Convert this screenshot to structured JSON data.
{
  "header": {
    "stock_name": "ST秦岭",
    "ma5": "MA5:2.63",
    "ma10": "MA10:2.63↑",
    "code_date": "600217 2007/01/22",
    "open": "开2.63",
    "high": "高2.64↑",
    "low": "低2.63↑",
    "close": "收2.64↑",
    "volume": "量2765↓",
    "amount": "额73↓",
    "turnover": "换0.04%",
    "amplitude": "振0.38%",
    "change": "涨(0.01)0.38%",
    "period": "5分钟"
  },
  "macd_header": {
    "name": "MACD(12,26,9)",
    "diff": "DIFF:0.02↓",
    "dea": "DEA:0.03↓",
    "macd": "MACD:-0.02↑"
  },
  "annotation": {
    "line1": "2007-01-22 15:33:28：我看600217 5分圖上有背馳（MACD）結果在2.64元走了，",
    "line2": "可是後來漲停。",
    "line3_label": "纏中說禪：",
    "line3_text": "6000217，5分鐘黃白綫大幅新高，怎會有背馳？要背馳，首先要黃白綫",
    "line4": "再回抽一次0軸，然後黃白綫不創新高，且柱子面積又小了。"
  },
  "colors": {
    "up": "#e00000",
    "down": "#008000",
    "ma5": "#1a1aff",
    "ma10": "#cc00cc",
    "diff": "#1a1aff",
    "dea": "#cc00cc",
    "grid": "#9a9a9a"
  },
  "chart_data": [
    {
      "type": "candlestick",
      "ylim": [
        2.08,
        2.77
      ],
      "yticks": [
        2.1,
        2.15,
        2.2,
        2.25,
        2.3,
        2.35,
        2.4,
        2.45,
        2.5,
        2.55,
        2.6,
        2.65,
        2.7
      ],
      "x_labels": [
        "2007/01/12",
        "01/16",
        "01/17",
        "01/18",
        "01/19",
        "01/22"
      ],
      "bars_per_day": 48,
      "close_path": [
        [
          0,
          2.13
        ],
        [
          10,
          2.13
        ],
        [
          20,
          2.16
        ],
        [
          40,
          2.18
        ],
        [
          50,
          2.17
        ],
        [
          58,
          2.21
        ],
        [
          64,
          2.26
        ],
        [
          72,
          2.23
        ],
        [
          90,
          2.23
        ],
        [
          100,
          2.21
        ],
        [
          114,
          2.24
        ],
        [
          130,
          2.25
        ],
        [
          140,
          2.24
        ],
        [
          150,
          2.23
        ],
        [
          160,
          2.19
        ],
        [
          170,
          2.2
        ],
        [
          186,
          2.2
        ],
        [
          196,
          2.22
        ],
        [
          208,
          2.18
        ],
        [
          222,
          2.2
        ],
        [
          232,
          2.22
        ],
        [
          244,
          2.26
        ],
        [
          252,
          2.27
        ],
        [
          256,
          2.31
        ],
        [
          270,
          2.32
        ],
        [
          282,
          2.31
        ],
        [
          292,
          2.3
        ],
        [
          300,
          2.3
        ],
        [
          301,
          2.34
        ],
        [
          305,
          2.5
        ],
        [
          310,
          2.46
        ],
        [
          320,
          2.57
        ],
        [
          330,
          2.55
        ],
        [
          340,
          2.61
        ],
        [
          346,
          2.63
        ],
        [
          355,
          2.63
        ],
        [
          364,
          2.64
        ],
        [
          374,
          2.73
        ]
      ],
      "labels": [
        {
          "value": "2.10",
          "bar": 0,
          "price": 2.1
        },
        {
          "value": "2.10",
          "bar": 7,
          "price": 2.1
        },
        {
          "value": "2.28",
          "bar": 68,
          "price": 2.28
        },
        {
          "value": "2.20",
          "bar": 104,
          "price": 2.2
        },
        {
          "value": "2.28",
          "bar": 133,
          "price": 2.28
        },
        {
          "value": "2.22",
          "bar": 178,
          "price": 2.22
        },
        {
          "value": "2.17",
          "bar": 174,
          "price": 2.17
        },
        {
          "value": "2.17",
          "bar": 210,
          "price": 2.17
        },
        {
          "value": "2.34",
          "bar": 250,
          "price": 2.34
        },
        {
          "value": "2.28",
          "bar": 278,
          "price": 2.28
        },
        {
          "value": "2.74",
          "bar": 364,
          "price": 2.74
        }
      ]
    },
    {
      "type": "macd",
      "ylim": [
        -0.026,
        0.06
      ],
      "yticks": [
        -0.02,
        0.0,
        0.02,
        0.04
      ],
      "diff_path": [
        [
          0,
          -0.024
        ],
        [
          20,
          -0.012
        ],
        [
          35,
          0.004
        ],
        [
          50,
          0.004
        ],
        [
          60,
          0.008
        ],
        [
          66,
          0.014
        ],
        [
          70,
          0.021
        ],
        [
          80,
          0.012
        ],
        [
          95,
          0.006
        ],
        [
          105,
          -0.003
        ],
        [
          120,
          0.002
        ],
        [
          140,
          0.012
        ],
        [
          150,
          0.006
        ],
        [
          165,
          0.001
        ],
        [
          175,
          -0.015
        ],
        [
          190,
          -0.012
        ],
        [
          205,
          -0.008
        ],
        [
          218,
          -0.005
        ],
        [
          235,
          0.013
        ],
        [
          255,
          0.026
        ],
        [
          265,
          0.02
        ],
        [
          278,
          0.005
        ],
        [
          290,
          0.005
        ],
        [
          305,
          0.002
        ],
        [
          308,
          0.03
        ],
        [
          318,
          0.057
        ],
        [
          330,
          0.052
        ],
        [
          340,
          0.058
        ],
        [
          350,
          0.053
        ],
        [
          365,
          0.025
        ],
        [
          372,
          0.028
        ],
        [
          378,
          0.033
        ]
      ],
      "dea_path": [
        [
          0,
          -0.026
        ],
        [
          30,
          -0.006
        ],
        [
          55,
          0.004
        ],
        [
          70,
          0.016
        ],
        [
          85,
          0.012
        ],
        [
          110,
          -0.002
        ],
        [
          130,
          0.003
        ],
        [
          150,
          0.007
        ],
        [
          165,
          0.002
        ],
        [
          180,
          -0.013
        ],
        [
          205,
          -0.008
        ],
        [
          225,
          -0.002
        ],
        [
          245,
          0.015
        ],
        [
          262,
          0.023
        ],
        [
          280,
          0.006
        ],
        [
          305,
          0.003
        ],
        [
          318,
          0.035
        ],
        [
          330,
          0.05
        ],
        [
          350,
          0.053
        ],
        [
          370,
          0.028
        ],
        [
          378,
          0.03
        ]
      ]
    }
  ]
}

▶ Description of the task:
From the records above, extract every entry exactly as given.

▶ Correct response:
Convert this screenshot to structured JSON data.
{
  "header": {
    "stock_name": "ST秦岭",
    "ma5": "MA5:2.63",
    "ma10": "MA10:2.63↑",
    "code_date": "600217 2007/01/22",
    "open": "开2.63",
    "high": "高2.64↑",
    "low": "低2.63↑",
    "close": "收2.64↑",
    "volume": "量2765↓",
    "amount": "额73↓",
    "turnover": "换0.04%",
    "amplitude": "振0.38%",
    "change": "涨(0.01)0.38%",
    "period": "5分钟"
  },
  "macd_header": {
    "name": "MACD(12,26,9)",
    "diff": "DIFF:0.02↓",
    "dea": "DEA:0.03↓",
    "macd": "MACD:-0.02↑"
  },
  "annotation": {
    "line1": "2007-01-22 15:33:28：我看600217 5分圖上有背馳（MACD）結果在2.64元走了，",
    "line2": "可是後來漲停。",
    "line3_label": "纏中說禪：",
    "line3_text": "6000217，5分鐘黃白綫大幅新高，怎會有背馳？要背馳，首先要黃白綫",
    "line4": "再回抽一次0軸，然後黃白綫不創新高，且柱子面積又小了。"
  },
  "colors": {
    "up": "#e00000",
    "down": "#008000",
    "ma5": "#1a1aff",
    "ma10": "#cc00cc",
    "diff": "#1a1aff",
    "dea": "#cc00cc",
    "grid": "#9a9a9a"
  },
  "chart_data": [
    {
      "type": "candlestick",
      "ylim": [
        2.08,
        2.77
      ],
      "yticks": [
        2.1,
        2.15,
        2.2,
        2.25,
        2.3,
        2.35,
        2.4,
        2.45,
        2.5,
        2.55,
        2.6,
        2.65,
        2.7
      ],
      "x_labels": [
        "2007/01/12",
        "01/16",
        "01/17",
        "01/18",
        "01/19",
        "01/22"
      ],
      "bars_per_day": 48,
      "close_path": [
        [
          0,
          2.13
        ],
        [
          10,
          2.13
        ],
        [
          20,
          2.16
        ],
        [
          40,
          2.18
        ],
        [
          50,
          2.17
        ],
        [
          58,
          2.21
        ],
        [
          64,
          2.26
        ],
        [
          72,
          2.23
        ],
        [
          90,
          2.23
        ],
        [
          100,
          2.21
        ],
        [
          114,
          2.24
        ],
        [
          130,
          2.25
        ],
        [
          140,
          2.24
        ],
        [
          150,
          2.23
        ],
        [
          160,
          2.19
        ],
        [
          170,
          2.2
        ],
        [
          186,
          2.2
        ],
        [
          196,
          2.22
        ],
        [
          208,
          2.18
        ],
        [
          222,
          2.2
        ],
        [
          232,
          2.22
        ],
        [
          244,
          2.26
        ],
        [
          252,
          2.27
        ],
        [
          256,
          2.31
        ],
        [
          270,
          2.32
        ],
        [
          282,
          2.31
        ],
        [
          292,
          2.3
        ],
        [
          300,
          2.3
        ],
        [
          301,
          2.34
        ],
        [
          305,
          2.5
        ],
        [
          310,
          2.46
        ],
        [
          320,
          2.57
        ],
        [
          330,
          2.55
        ],
        [
          340,
          2.61
        ],
        [
          346,
          2.63
        ],
        [
          355,
          2.63
        ],
        [
          364,
          2.64
        ],
        [
          374,
          2.73
        ]
      ],
      "labels": [
        {
          "value": "2.10",
          "bar": 0,
          "price": 2.1
        },
        {
          "value": "2.10",
          "bar": 7,
          "price": 2.1
        },
        {
          "value": "2.28",
          "bar": 68,
          "price": 2.28
        },
        {
          "value": "2.20",
          "bar": 104,
          "price": 2.2
        },
        {
          "value": "2.28",
          "bar": 133,
          "price": 2.28
        },
        {
          "value": "2.22",
          "bar": 178,
          "price": 2.22
        },
        {
          "value": "2.17",
          "bar": 174,
          "price": 2.17
        },
        {
          "value": "2.17",
          "bar": 210,
          "price": 2.17
        },
        {
          "value": "2.34",
          "bar": 250,
          "price": 2.34
        },
        {
          "value": "2.28",
          "bar": 278,
          "price": 2.28
        },
        {
          "value": "2.74",
          "bar": 364,
          "price": 2.74
        }
      ]
    },
    {
      "type": "macd",
      "ylim": [
        -0.026,
        0.06
      ],
      "yticks": [
        -0.02,
        0.0,
        0.02,
        0.04
      ],
      "diff_path": [
        [
          0,
          -0.024
        ],
        [
          20,
          -0.012
        ],
        [
          35,
          0.004
        ],
        [
          50,
          0.004
        ],
        [
          60,
          0.008
        ],
        [
          66,
          0.014
        ],
        [
          70,
          0.021
        ],
        [
          80,
          0.012
        ],
        [
          95,
          0.006
        ],
        [
          105,
          -0.003
        ],
        [
          120,
          0.002
        ],
        [
          140,
          0.012
        ],
        [
          150,
          0.006
        ],
        [
          165,
          0.001
        ],
        [
          175,
          -0.015
        ],
        [
          190,
          -0.012
        ],
        [
          205,
          -0.008
        ],
        [
          218,
          -0.005
        ],
        [
          235,
          0.013
        ],
        [
          255,
          0.026
        ],
        [
          265,
          0.02
        ],
        [
          278,
          0.005
        ],
        [
          290,
          0.005
        ],
        [
          305,
          0.002
        ],
        [
          308,
          0.03
        ],
        [
          318,
          0.057
        ],
        [
          330,
          0.052
        ],
        [
          340,
          0.058
        ],
        [
          350,
          0.053
        ],
        [
          365,
          0.025
        ],
        [
          372,
          0.028
        ],
        [
          378,
          0.033
        ]
      ],
      "dea_path": [
        [
          0,
          -0.026
        ],
        [
          30,
          -0.006
        ],
        [
          55,
          0.004
        ],
        [
          70,
          0.016
        ],
        [
          85,
          0.012
        ],
        [
          110,
          -0.002
        ],
        [
          130,
          0.003
        ],
        [
          150,
          0.007
        ],
        [
          165,
          0.002
        ],
        [
          180,
          -0.013
        ],
        [
          205,
          -0.008
        ],
        [
          225,
          -0.002
        ],
        [
          245,
          0.015
        ],
        [
          262,
          0.023
        ],
        [
          280,
          0.006
        ],
        [
          305,
          0.003
        ],
        [
          318,
          0.035
        ],
        [
          330,
          0.05
        ],
        [
          350,
          0.053
        ],
        [
          370,
          0.028
        ],
        [
          378,
          0.03
        ]
      ]
    }
  ]
}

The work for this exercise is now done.